What is expected —
Where does "waarschuwingslampje" appear in the data? Return each line that holds it.

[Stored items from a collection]

+ + + +

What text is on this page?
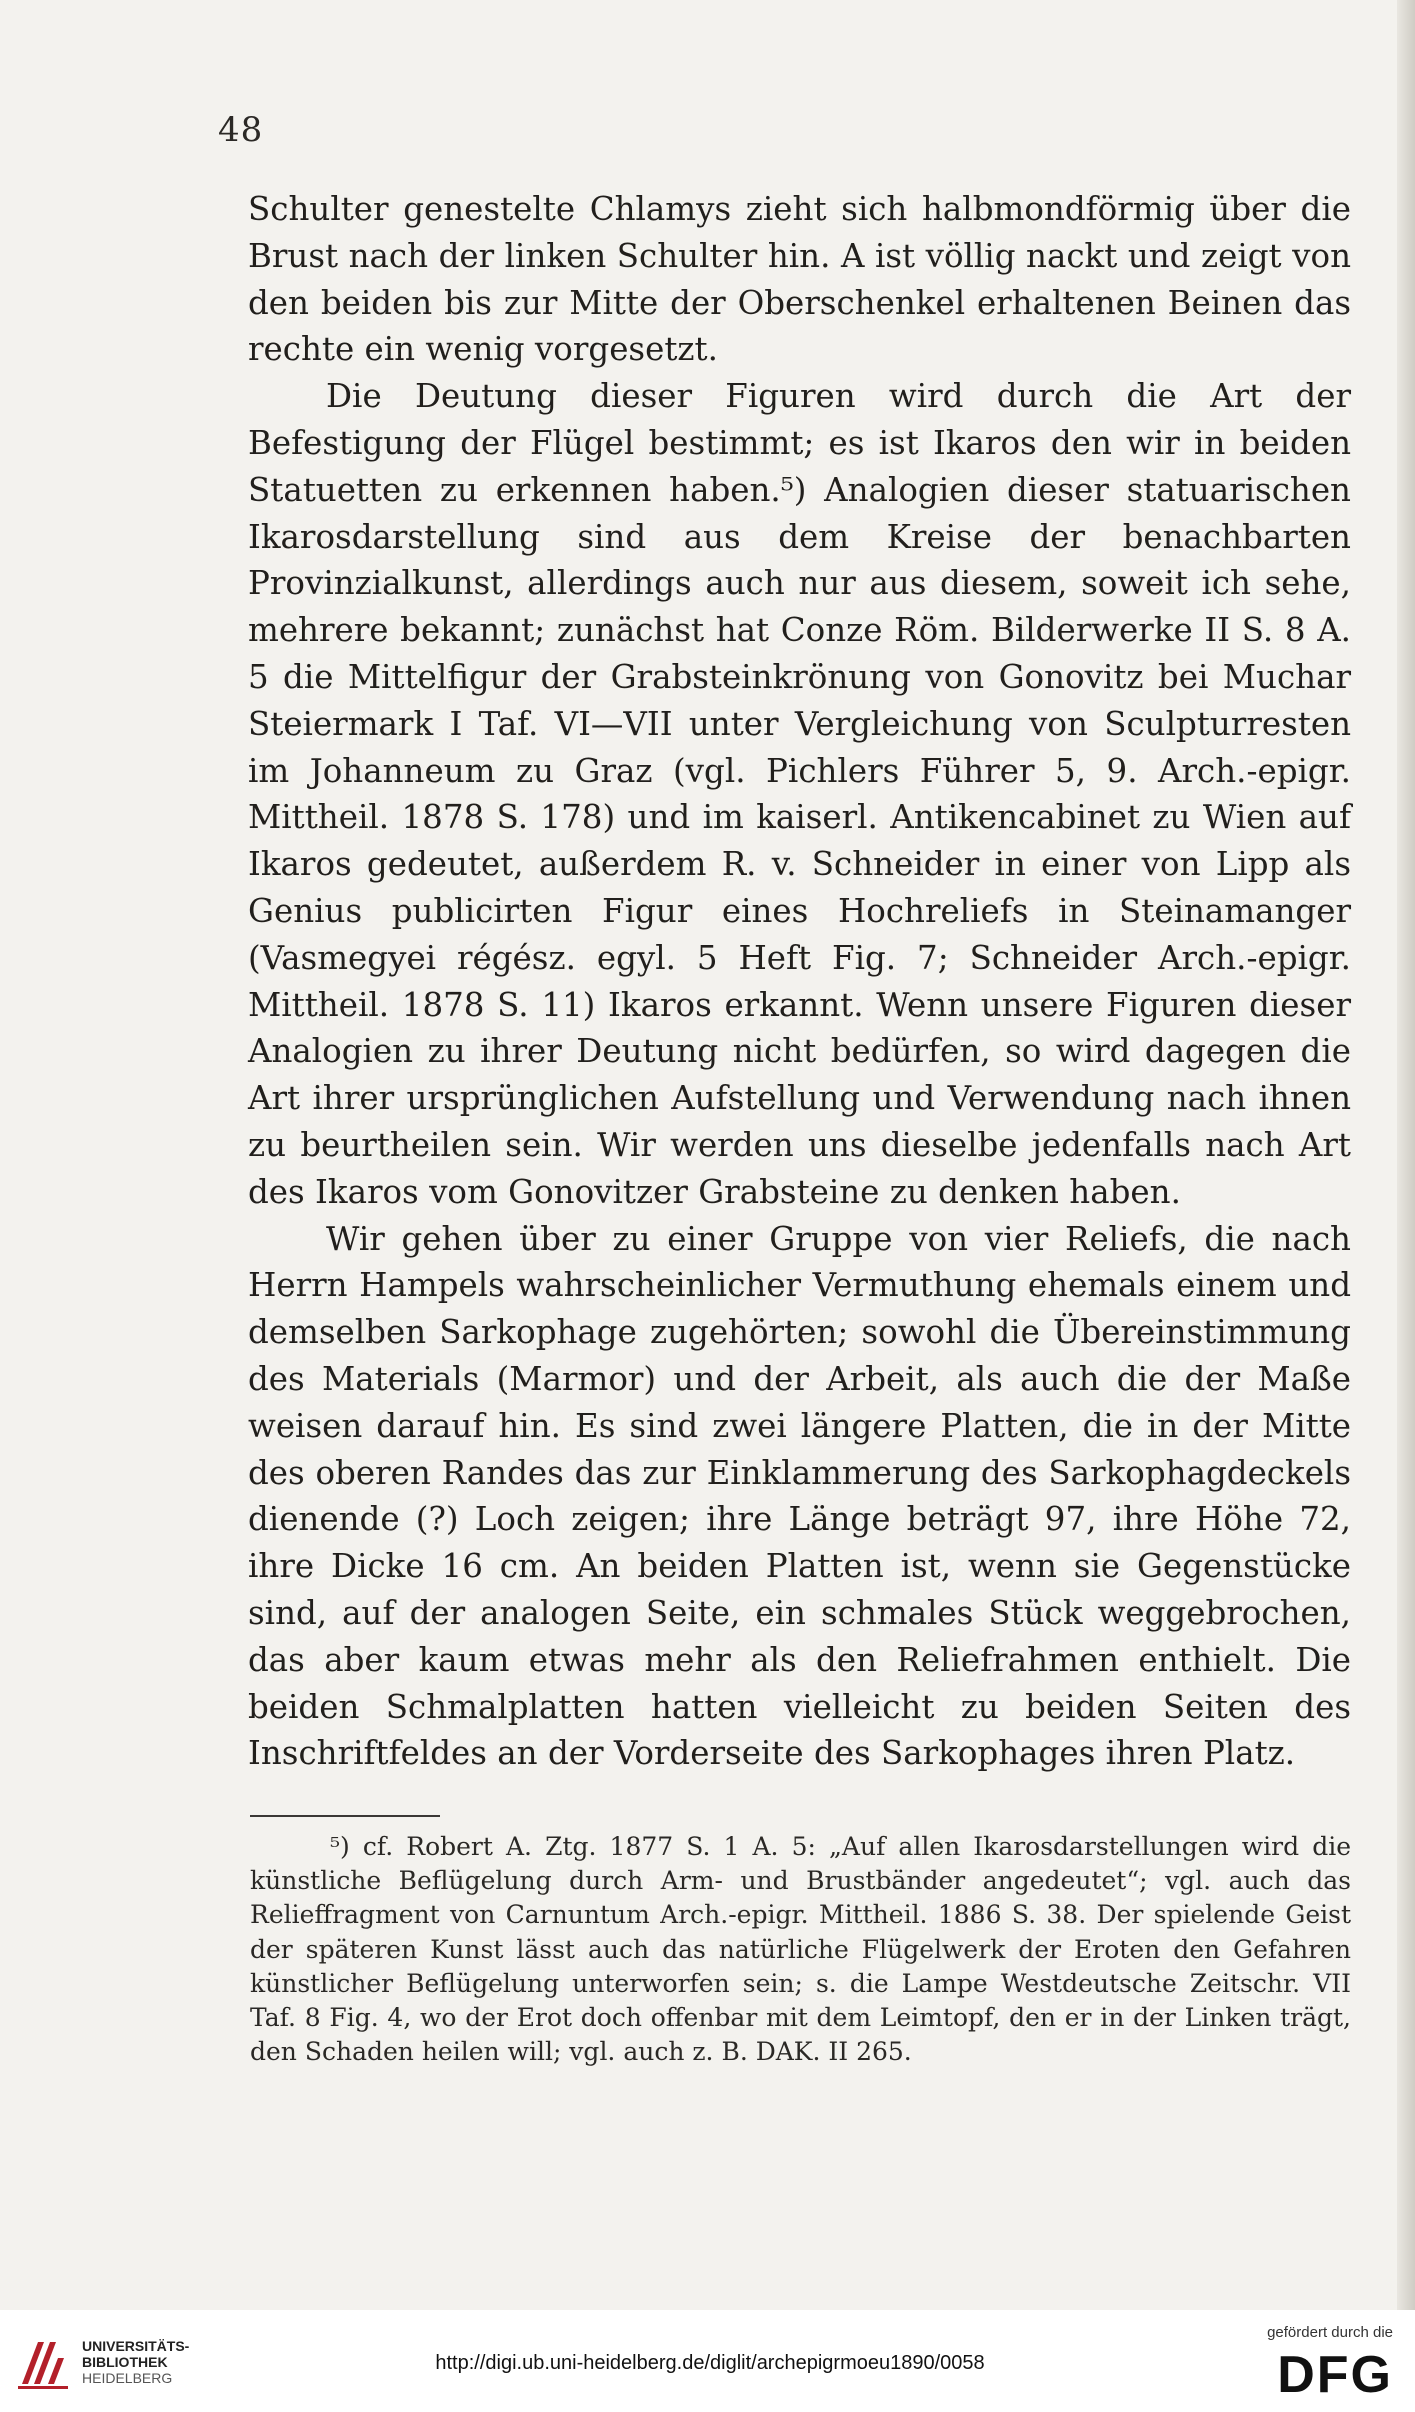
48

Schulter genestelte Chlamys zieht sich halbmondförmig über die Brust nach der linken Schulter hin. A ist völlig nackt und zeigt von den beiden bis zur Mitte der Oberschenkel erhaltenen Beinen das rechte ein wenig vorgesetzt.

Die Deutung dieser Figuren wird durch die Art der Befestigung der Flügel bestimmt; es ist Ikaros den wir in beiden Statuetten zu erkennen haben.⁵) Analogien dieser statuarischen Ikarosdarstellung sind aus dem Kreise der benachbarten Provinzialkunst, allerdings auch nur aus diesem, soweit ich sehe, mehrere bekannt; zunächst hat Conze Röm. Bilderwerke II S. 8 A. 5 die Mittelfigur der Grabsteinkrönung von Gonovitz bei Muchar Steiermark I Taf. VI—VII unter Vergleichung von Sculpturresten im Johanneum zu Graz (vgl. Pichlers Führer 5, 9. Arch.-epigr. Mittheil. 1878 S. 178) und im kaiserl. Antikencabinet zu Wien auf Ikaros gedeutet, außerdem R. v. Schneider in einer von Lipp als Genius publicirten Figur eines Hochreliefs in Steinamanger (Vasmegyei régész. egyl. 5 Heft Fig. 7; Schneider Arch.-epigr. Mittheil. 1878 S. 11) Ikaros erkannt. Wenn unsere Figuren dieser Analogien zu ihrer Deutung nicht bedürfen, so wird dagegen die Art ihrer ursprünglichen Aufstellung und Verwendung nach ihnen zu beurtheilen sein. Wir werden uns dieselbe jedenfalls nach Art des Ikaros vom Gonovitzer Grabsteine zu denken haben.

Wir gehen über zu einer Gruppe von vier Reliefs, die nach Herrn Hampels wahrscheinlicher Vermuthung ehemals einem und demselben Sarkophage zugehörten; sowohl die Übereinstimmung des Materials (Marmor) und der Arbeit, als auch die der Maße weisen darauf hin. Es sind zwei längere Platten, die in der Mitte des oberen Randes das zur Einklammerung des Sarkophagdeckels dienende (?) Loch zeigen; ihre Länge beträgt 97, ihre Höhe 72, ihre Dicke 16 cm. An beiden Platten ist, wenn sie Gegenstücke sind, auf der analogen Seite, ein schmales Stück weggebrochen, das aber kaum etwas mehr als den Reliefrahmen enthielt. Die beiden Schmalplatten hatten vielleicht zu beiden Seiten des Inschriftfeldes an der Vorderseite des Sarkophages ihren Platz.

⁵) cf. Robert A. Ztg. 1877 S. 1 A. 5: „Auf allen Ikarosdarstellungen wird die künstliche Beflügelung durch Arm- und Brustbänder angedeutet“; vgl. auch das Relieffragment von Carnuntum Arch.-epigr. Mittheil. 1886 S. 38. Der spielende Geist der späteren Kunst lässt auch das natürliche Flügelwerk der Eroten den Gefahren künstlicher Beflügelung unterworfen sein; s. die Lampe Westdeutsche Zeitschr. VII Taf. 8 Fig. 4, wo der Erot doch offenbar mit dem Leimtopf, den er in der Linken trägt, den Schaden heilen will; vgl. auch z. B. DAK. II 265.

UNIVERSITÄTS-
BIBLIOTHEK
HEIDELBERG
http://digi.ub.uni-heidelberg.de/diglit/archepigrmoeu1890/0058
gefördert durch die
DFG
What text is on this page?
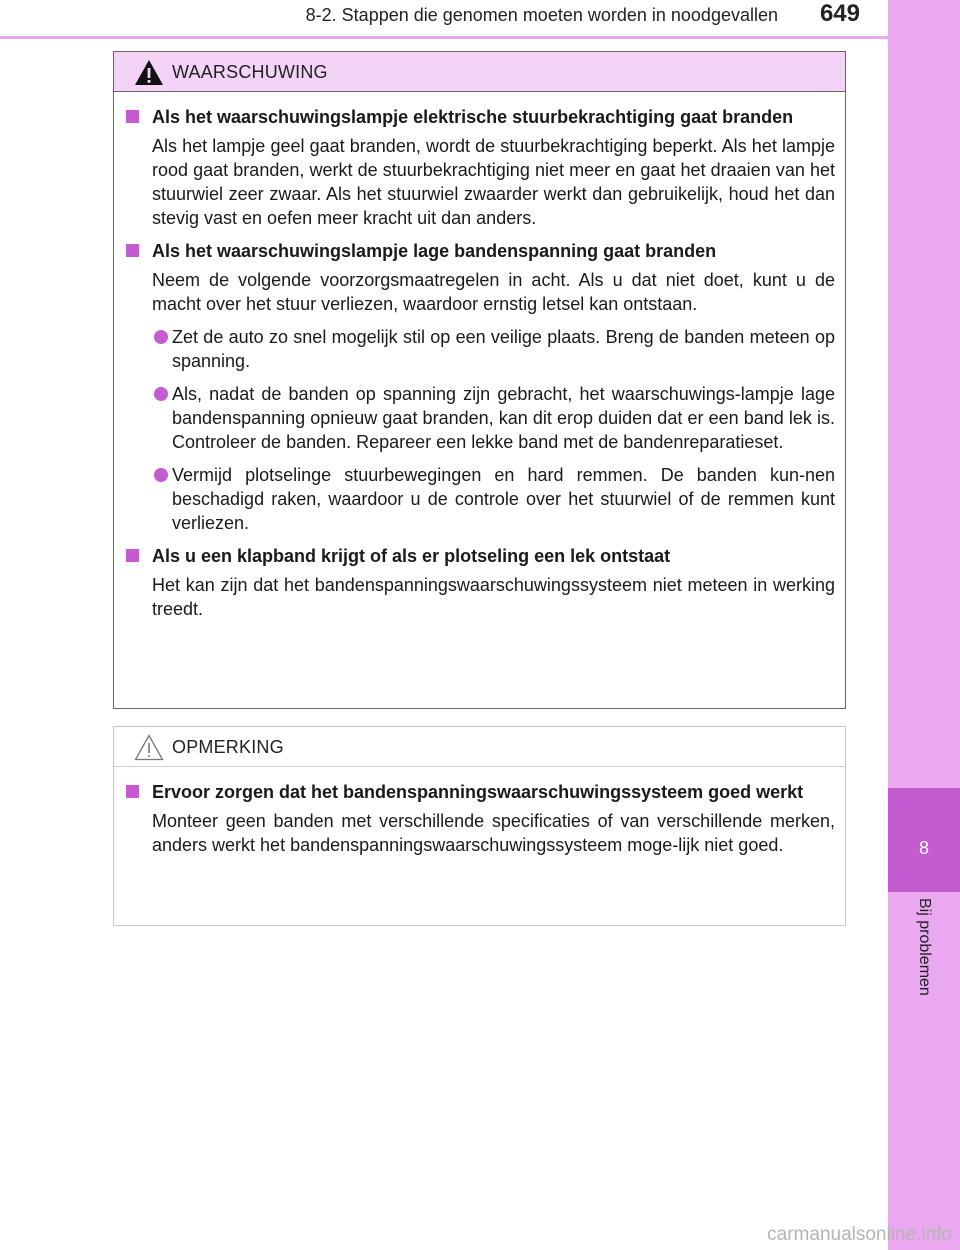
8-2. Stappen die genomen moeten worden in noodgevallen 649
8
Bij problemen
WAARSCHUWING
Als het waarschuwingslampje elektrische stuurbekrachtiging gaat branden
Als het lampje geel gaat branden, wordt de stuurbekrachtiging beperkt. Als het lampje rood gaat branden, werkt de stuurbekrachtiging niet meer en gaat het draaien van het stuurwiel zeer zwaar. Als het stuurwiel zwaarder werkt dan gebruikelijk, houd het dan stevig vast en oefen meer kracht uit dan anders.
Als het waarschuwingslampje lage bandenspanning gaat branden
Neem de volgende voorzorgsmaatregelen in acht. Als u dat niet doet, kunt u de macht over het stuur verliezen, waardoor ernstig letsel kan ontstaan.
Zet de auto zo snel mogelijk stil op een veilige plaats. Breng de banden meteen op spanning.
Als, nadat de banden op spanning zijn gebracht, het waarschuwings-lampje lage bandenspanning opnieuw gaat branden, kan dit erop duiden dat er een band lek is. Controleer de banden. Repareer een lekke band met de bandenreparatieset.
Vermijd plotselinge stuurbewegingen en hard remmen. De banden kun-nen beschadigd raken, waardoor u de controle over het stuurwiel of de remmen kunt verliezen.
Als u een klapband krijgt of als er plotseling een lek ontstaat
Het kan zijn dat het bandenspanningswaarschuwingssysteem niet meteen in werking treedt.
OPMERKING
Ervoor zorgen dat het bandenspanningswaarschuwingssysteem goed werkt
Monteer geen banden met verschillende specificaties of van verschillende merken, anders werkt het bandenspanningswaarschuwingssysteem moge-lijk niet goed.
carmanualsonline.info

+ + + +

Response area —
Als het waarschuwingslampje elektrische stuurbekrachtiging gaat branden
Als het waarschuwingslampje lage bandenspanning gaat branden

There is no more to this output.